Given entries:

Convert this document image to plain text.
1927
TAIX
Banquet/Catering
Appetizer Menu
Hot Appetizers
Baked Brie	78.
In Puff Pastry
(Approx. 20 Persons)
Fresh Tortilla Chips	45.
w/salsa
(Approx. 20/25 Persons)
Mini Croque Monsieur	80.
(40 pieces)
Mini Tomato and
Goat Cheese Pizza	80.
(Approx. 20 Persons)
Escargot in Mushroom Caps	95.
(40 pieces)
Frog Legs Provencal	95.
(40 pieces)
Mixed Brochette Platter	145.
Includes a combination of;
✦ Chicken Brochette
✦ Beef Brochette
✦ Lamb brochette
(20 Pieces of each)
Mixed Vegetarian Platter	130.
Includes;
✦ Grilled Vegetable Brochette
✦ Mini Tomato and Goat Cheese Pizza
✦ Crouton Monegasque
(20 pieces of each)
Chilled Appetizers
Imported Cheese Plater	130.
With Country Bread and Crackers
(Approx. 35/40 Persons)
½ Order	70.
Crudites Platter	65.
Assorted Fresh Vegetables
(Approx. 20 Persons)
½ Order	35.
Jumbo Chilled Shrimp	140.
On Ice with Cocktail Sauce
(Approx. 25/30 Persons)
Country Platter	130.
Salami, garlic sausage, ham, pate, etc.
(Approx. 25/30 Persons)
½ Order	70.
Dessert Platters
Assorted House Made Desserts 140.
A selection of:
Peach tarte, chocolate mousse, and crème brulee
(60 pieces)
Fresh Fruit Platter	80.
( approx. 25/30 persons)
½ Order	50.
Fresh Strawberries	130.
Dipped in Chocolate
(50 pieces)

...

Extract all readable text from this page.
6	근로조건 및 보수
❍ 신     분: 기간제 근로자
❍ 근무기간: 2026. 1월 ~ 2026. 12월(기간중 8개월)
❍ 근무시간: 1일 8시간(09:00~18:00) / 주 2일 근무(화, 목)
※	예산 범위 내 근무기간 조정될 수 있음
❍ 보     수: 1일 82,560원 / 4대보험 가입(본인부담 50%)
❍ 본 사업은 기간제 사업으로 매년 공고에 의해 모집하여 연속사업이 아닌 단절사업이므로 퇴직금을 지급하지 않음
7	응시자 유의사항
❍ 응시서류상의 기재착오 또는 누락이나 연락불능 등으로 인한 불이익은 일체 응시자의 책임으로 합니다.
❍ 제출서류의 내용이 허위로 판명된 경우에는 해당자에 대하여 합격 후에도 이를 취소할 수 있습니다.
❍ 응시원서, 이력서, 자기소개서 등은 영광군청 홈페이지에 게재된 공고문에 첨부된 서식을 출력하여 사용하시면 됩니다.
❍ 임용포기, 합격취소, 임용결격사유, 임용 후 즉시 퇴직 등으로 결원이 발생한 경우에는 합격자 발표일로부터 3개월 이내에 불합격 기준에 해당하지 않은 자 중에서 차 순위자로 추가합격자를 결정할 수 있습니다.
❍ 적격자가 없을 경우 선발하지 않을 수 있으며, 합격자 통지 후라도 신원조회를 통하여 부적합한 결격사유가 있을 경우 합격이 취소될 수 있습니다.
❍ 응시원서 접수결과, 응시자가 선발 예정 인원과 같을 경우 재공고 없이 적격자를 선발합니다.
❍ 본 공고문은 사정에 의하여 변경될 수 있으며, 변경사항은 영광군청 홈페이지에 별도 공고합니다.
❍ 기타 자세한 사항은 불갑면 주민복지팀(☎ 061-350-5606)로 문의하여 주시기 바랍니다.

Exercise directions: List all lines in the material containing the string "Mini".

Exercise output:
Mini Croque Monsieur	80.
Mini Tomato and
✦ Mini Tomato and Goat Cheese Pizza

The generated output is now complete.